=== DATA SUPPLIED ===
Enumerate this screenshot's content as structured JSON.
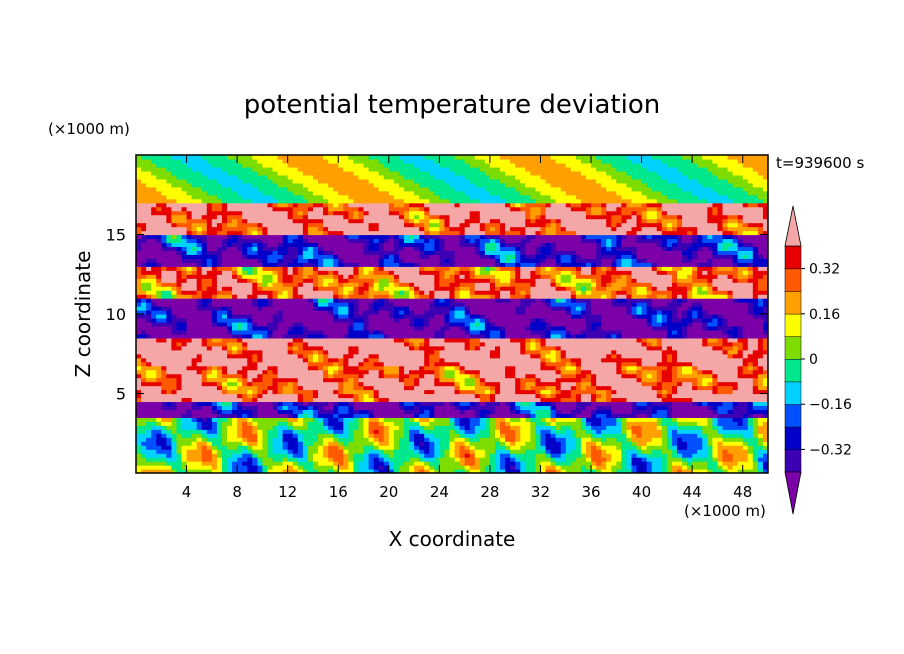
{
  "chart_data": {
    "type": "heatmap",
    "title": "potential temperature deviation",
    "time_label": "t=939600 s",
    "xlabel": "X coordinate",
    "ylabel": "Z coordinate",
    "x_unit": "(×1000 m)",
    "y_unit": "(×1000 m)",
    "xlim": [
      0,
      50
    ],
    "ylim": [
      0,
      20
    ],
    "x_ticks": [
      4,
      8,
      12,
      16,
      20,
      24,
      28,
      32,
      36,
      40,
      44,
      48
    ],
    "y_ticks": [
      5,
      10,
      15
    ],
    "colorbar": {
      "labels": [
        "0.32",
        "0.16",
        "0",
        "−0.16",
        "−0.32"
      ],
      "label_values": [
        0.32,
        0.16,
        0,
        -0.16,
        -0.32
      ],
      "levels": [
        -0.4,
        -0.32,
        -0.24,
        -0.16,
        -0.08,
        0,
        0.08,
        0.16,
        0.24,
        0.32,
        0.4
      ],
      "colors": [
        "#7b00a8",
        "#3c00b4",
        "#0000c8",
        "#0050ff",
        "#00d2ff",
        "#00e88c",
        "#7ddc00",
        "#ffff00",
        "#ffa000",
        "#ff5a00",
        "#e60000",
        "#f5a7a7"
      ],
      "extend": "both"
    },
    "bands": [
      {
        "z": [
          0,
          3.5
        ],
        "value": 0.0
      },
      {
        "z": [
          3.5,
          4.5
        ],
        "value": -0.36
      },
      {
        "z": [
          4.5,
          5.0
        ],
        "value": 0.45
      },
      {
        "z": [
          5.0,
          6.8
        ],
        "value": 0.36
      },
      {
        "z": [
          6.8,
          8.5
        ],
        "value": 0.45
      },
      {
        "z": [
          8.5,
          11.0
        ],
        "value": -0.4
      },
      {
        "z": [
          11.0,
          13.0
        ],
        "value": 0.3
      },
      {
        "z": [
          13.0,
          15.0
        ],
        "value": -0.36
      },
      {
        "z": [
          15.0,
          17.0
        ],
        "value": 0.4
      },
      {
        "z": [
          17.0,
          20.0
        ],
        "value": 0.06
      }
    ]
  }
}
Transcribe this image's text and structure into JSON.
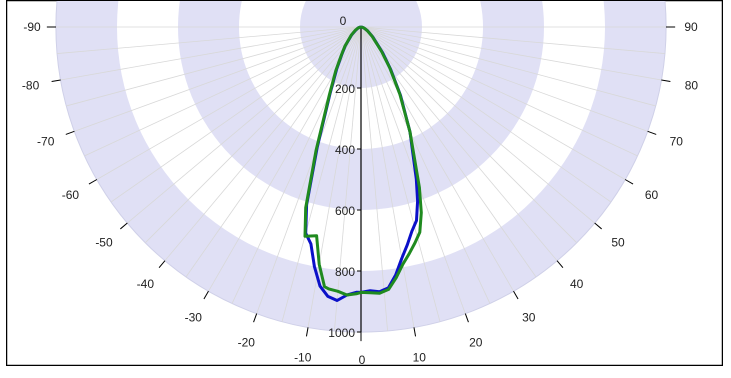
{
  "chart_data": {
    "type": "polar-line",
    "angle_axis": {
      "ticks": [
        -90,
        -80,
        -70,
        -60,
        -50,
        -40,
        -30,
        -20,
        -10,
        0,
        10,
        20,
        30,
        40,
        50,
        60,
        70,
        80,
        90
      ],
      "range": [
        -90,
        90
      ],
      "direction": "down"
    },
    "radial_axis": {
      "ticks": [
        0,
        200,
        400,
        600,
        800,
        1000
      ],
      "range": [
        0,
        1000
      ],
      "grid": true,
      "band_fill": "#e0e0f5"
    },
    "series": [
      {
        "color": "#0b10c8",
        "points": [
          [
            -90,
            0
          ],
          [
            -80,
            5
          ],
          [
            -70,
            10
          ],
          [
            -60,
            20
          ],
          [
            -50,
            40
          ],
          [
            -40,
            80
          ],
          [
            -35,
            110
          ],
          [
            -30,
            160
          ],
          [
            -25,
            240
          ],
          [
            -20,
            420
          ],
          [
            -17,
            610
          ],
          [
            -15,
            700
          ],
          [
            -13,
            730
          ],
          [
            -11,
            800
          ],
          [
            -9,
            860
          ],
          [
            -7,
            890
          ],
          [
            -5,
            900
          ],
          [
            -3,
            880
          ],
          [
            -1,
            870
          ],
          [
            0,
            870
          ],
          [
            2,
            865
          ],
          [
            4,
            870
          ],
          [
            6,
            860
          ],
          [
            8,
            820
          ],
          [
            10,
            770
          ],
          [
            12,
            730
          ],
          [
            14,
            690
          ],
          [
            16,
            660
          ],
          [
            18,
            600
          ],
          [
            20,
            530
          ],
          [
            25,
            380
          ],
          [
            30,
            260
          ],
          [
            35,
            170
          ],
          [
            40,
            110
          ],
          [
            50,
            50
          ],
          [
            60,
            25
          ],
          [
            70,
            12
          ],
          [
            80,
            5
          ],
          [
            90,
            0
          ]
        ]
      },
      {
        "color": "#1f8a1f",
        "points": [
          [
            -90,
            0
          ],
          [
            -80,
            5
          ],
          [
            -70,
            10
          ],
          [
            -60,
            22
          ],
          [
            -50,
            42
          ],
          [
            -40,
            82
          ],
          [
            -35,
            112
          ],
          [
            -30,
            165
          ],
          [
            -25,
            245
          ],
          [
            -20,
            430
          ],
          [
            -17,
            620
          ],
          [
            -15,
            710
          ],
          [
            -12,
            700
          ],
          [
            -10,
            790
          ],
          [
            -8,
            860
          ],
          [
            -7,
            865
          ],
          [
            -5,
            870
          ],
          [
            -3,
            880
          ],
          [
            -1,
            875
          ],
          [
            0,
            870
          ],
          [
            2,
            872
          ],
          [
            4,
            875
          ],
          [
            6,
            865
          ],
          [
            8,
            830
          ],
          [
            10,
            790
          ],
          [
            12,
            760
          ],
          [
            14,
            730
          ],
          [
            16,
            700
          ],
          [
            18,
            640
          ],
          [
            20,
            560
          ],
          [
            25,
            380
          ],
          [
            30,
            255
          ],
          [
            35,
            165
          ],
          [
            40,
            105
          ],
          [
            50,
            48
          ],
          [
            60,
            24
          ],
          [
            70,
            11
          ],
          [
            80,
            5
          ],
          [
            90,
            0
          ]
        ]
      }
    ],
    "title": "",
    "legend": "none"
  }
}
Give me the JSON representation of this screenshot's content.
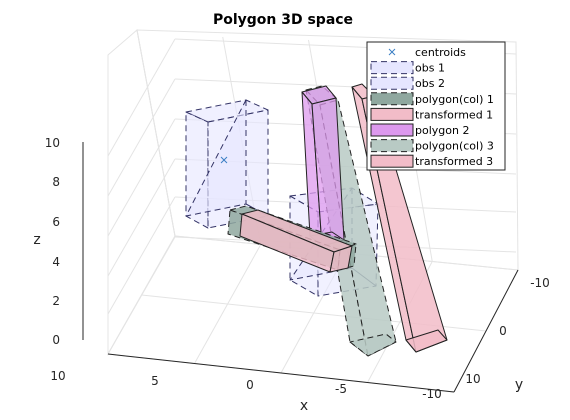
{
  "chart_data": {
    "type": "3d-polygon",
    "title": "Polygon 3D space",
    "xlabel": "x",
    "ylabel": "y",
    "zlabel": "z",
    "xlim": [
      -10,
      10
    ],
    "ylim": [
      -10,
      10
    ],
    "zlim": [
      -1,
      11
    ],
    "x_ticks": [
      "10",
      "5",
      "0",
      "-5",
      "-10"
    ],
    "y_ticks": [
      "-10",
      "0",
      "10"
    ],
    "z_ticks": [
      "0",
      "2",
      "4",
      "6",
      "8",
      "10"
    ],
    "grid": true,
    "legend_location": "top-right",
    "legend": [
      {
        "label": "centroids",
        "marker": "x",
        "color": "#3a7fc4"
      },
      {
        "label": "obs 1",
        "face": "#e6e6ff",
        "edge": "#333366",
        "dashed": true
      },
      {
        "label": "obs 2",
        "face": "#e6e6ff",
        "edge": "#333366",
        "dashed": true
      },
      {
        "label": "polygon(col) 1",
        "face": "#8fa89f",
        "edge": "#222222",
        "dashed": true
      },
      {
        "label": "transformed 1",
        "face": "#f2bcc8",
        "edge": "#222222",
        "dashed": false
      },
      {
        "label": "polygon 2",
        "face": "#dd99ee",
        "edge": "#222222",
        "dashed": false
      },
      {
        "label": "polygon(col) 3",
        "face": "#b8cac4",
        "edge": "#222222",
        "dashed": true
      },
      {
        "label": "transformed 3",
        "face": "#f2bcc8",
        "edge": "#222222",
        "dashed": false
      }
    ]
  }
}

=== AIM OF THE EXERCISE ===
Each record above is to be restated exactly, with its pictures removed from the copy.

=== TASK RESULT ===
Enumerate this screenshot's content as structured JSON.
{
  "chart_data": {
    "type": "heatmap",
    "title": "potential temperature deviation",
    "time_label": "t=939600 s",
    "xlabel": "X coordinate",
    "ylabel": "Z coordinate",
    "x_unit": "(×1000 m)",
    "y_unit": "(×1000 m)",
    "xlim": [
      0,
      50
    ],
    "ylim": [
      0,
      20
    ],
    "x_ticks": [
      4,
      8,
      12,
      16,
      20,
      24,
      28,
      32,
      36,
      40,
      44,
      48
    ],
    "y_ticks": [
      5,
      10,
      15
    ],
    "colorbar": {
      "labels": [
        "0.32",
        "0.16",
        "0",
        "−0.16",
        "−0.32"
      ],
      "label_values": [
        0.32,
        0.16,
        0,
        -0.16,
        -0.32
      ],
      "levels": [
        -0.4,
        -0.32,
        -0.24,
        -0.16,
        -0.08,
        0,
        0.08,
        0.16,
        0.24,
        0.32,
        0.4
      ],
      "colors": [
        "#7b00a8",
        "#3c00b4",
        "#0000c8",
        "#0050ff",
        "#00d2ff",
        "#00e88c",
        "#7ddc00",
        "#ffff00",
        "#ffa000",
        "#ff5a00",
        "#e60000",
        "#f5a7a7"
      ],
      "extend": "both"
    },
    "bands": [
      {
        "z": [
          0,
          3.5
        ],
        "value": 0.0
      },
      {
        "z": [
          3.5,
          4.5
        ],
        "value": -0.36
      },
      {
        "z": [
          4.5,
          5.0
        ],
        "value": 0.45
      },
      {
        "z": [
          5.0,
          6.8
        ],
        "value": 0.36
      },
      {
        "z": [
          6.8,
          8.5
        ],
        "value": 0.45
      },
      {
        "z": [
          8.5,
          11.0
        ],
        "value": -0.4
      },
      {
        "z": [
          11.0,
          13.0
        ],
        "value": 0.3
      },
      {
        "z": [
          13.0,
          15.0
        ],
        "value": -0.36
      },
      {
        "z": [
          15.0,
          17.0
        ],
        "value": 0.4
      },
      {
        "z": [
          17.0,
          20.0
        ],
        "value": 0.06
      }
    ]
  }
}
Transcribe this image's text and structure into JSON.
{
  "chart_data": {
    "type": "polar-line",
    "angle_axis": {
      "ticks": [
        -90,
        -80,
        -70,
        -60,
        -50,
        -40,
        -30,
        -20,
        -10,
        0,
        10,
        20,
        30,
        40,
        50,
        60,
        70,
        80,
        90
      ],
      "range": [
        -90,
        90
      ],
      "direction": "down"
    },
    "radial_axis": {
      "ticks": [
        0,
        200,
        400,
        600,
        800,
        1000
      ],
      "range": [
        0,
        1000
      ],
      "grid": true,
      "band_fill": "#e0e0f5"
    },
    "series": [
      {
        "color": "#0b10c8",
        "points": [
          [
            -90,
            0
          ],
          [
            -80,
            5
          ],
          [
            -70,
            10
          ],
          [
            -60,
            20
          ],
          [
            -50,
            40
          ],
          [
            -40,
            80
          ],
          [
            -35,
            110
          ],
          [
            -30,
            160
          ],
          [
            -25,
            240
          ],
          [
            -20,
            420
          ],
          [
            -17,
            610
          ],
          [
            -15,
            700
          ],
          [
            -13,
            730
          ],
          [
            -11,
            800
          ],
          [
            -9,
            860
          ],
          [
            -7,
            890
          ],
          [
            -5,
            900
          ],
          [
            -3,
            880
          ],
          [
            -1,
            870
          ],
          [
            0,
            870
          ],
          [
            2,
            865
          ],
          [
            4,
            870
          ],
          [
            6,
            860
          ],
          [
            8,
            820
          ],
          [
            10,
            770
          ],
          [
            12,
            730
          ],
          [
            14,
            690
          ],
          [
            16,
            660
          ],
          [
            18,
            600
          ],
          [
            20,
            530
          ],
          [
            25,
            380
          ],
          [
            30,
            260
          ],
          [
            35,
            170
          ],
          [
            40,
            110
          ],
          [
            50,
            50
          ],
          [
            60,
            25
          ],
          [
            70,
            12
          ],
          [
            80,
            5
          ],
          [
            90,
            0
          ]
        ]
      },
      {
        "color": "#1f8a1f",
        "points": [
          [
            -90,
            0
          ],
          [
            -80,
            5
          ],
          [
            -70,
            10
          ],
          [
            -60,
            22
          ],
          [
            -50,
            42
          ],
          [
            -40,
            82
          ],
          [
            -35,
            112
          ],
          [
            -30,
            165
          ],
          [
            -25,
            245
          ],
          [
            -20,
            430
          ],
          [
            -17,
            620
          ],
          [
            -15,
            710
          ],
          [
            -12,
            700
          ],
          [
            -10,
            790
          ],
          [
            -8,
            860
          ],
          [
            -7,
            865
          ],
          [
            -5,
            870
          ],
          [
            -3,
            880
          ],
          [
            -1,
            875
          ],
          [
            0,
            870
          ],
          [
            2,
            872
          ],
          [
            4,
            875
          ],
          [
            6,
            865
          ],
          [
            8,
            830
          ],
          [
            10,
            790
          ],
          [
            12,
            760
          ],
          [
            14,
            730
          ],
          [
            16,
            700
          ],
          [
            18,
            640
          ],
          [
            20,
            560
          ],
          [
            25,
            380
          ],
          [
            30,
            255
          ],
          [
            35,
            165
          ],
          [
            40,
            105
          ],
          [
            50,
            48
          ],
          [
            60,
            24
          ],
          [
            70,
            11
          ],
          [
            80,
            5
          ],
          [
            90,
            0
          ]
        ]
      }
    ],
    "title": "",
    "legend": "none"
  }
}
Give me the JSON representation of this screenshot's content.
{
  "chart_data": {
    "type": "3d-polygon",
    "title": "Polygon 3D space",
    "xlabel": "x",
    "ylabel": "y",
    "zlabel": "z",
    "xlim": [
      -10,
      10
    ],
    "ylim": [
      -10,
      10
    ],
    "zlim": [
      -1,
      11
    ],
    "x_ticks": [
      "10",
      "5",
      "0",
      "-5",
      "-10"
    ],
    "y_ticks": [
      "-10",
      "0",
      "10"
    ],
    "z_ticks": [
      "0",
      "2",
      "4",
      "6",
      "8",
      "10"
    ],
    "grid": true,
    "legend_location": "top-right",
    "legend": [
      {
        "label": "centroids",
        "marker": "x",
        "color": "#3a7fc4"
      },
      {
        "label": "obs 1",
        "face": "#e6e6ff",
        "edge": "#333366",
        "dashed": true
      },
      {
        "label": "obs 2",
        "face": "#e6e6ff",
        "edge": "#333366",
        "dashed": true
      },
      {
        "label": "polygon(col) 1",
        "face": "#8fa89f",
        "edge": "#222222",
        "dashed": true
      },
      {
        "label": "transformed 1",
        "face": "#f2bcc8",
        "edge": "#222222",
        "dashed": false
      },
      {
        "label": "polygon 2",
        "face": "#dd99ee",
        "edge": "#222222",
        "dashed": false
      },
      {
        "label": "polygon(col) 3",
        "face": "#b8cac4",
        "edge": "#222222",
        "dashed": true
      },
      {
        "label": "transformed 3",
        "face": "#f2bcc8",
        "edge": "#222222",
        "dashed": false
      }
    ]
  }
}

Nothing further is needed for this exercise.